_Objective_
Show every line in the records below that contains the word "label".

Dataset rows

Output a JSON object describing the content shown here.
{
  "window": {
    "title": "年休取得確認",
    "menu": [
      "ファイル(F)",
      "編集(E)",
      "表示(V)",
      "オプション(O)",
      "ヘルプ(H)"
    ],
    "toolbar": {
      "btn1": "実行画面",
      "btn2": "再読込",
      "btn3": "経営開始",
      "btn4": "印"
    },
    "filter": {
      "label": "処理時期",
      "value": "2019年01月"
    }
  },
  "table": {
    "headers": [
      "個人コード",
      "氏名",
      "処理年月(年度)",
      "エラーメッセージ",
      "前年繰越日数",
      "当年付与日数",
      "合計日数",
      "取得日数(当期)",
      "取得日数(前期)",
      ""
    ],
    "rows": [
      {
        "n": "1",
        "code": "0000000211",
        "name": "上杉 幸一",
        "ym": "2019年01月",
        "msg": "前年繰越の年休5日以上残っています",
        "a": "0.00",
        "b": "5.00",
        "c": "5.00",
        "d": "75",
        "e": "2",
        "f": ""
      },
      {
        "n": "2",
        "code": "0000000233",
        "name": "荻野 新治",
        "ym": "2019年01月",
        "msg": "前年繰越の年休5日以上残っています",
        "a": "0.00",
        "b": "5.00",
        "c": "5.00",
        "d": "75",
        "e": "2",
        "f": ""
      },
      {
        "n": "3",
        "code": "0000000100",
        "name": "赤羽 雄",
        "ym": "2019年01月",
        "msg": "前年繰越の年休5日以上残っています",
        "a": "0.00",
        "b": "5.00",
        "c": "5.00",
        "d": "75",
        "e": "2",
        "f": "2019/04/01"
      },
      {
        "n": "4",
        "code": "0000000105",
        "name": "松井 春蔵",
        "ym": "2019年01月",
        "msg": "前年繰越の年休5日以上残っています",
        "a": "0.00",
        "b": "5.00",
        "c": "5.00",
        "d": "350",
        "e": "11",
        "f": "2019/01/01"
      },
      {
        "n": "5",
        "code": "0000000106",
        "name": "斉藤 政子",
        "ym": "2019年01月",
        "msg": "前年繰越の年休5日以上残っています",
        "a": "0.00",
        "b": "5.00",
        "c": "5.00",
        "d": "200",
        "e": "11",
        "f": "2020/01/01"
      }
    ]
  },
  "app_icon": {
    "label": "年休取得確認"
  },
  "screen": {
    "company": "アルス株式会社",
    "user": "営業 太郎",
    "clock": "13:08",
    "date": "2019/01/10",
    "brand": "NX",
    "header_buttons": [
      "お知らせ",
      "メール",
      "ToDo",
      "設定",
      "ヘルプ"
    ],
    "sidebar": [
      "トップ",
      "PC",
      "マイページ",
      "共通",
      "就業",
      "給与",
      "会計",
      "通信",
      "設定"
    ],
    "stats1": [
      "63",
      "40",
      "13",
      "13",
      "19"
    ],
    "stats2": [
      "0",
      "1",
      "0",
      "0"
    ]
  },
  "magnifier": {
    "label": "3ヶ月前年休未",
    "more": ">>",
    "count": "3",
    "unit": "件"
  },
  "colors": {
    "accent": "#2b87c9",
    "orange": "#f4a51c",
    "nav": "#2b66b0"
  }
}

_Output below_
      "label": "処理時期",
    "label": "年休取得確認"
    "label": "3ヶ月前年休未",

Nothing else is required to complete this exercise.